## begin
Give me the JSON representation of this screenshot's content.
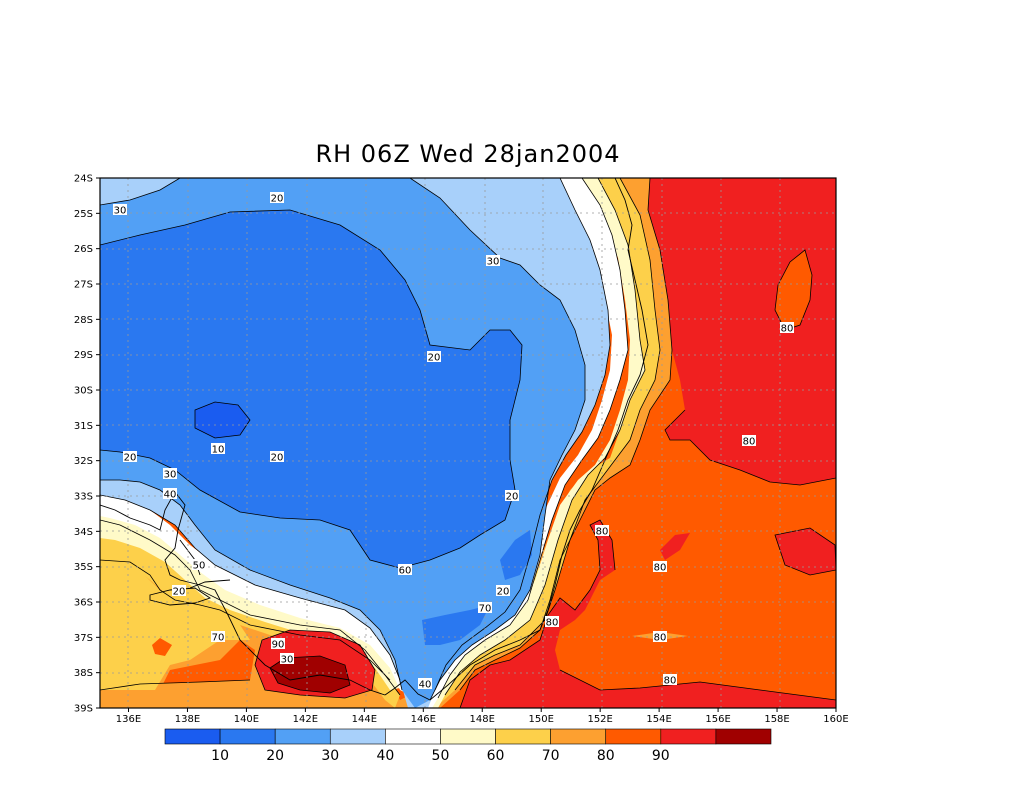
{
  "title": "RH 06Z Wed 28jan2004",
  "axes": {
    "lat_ticks": [
      "24S",
      "25S",
      "26S",
      "27S",
      "28S",
      "29S",
      "30S",
      "31S",
      "32S",
      "33S",
      "34S",
      "35S",
      "36S",
      "37S",
      "38S",
      "39S"
    ],
    "lon_ticks": [
      "136E",
      "138E",
      "140E",
      "142E",
      "144E",
      "146E",
      "148E",
      "150E",
      "152E",
      "154E",
      "156E",
      "158E",
      "160E"
    ]
  },
  "colorbar": {
    "colors": [
      "#1a5cf0",
      "#2a78f0",
      "#52a0f5",
      "#a8d0fa",
      "#ffffff",
      "#fffac8",
      "#fdd04a",
      "#fda030",
      "#ff5a00",
      "#f02020",
      "#a00000"
    ],
    "labels": [
      "10",
      "20",
      "30",
      "40",
      "50",
      "60",
      "70",
      "80",
      "90"
    ]
  },
  "contour_labels": [
    {
      "text": "30"
    },
    {
      "text": "20"
    },
    {
      "text": "30"
    },
    {
      "text": "20"
    },
    {
      "text": "80"
    },
    {
      "text": "80"
    },
    {
      "text": "10"
    },
    {
      "text": "20"
    },
    {
      "text": "20"
    },
    {
      "text": "30"
    },
    {
      "text": "40"
    },
    {
      "text": "20"
    },
    {
      "text": "80"
    },
    {
      "text": "50"
    },
    {
      "text": "80"
    },
    {
      "text": "60"
    },
    {
      "text": "20"
    },
    {
      "text": "20"
    },
    {
      "text": "80"
    },
    {
      "text": "70"
    },
    {
      "text": "70"
    },
    {
      "text": "80"
    },
    {
      "text": "90"
    },
    {
      "text": "30"
    },
    {
      "text": "40"
    },
    {
      "text": "80"
    }
  ]
}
## end
Transcribe each entry above exactly, apart from the pictures.

Give me the JSON representation of this screenshot's content.
{
  "title": "RH 06Z Wed 28jan2004",
  "axes": {
    "lat_ticks": [
      "24S",
      "25S",
      "26S",
      "27S",
      "28S",
      "29S",
      "30S",
      "31S",
      "32S",
      "33S",
      "34S",
      "35S",
      "36S",
      "37S",
      "38S",
      "39S"
    ],
    "lon_ticks": [
      "136E",
      "138E",
      "140E",
      "142E",
      "144E",
      "146E",
      "148E",
      "150E",
      "152E",
      "154E",
      "156E",
      "158E",
      "160E"
    ]
  },
  "colorbar": {
    "colors": [
      "#1a5cf0",
      "#2a78f0",
      "#52a0f5",
      "#a8d0fa",
      "#ffffff",
      "#fffac8",
      "#fdd04a",
      "#fda030",
      "#ff5a00",
      "#f02020",
      "#a00000"
    ],
    "labels": [
      "10",
      "20",
      "30",
      "40",
      "50",
      "60",
      "70",
      "80",
      "90"
    ]
  },
  "contour_labels": [
    {
      "text": "30"
    },
    {
      "text": "20"
    },
    {
      "text": "30"
    },
    {
      "text": "20"
    },
    {
      "text": "80"
    },
    {
      "text": "80"
    },
    {
      "text": "10"
    },
    {
      "text": "20"
    },
    {
      "text": "20"
    },
    {
      "text": "30"
    },
    {
      "text": "40"
    },
    {
      "text": "20"
    },
    {
      "text": "80"
    },
    {
      "text": "50"
    },
    {
      "text": "80"
    },
    {
      "text": "60"
    },
    {
      "text": "20"
    },
    {
      "text": "20"
    },
    {
      "text": "80"
    },
    {
      "text": "70"
    },
    {
      "text": "70"
    },
    {
      "text": "80"
    },
    {
      "text": "90"
    },
    {
      "text": "30"
    },
    {
      "text": "40"
    },
    {
      "text": "80"
    }
  ]
}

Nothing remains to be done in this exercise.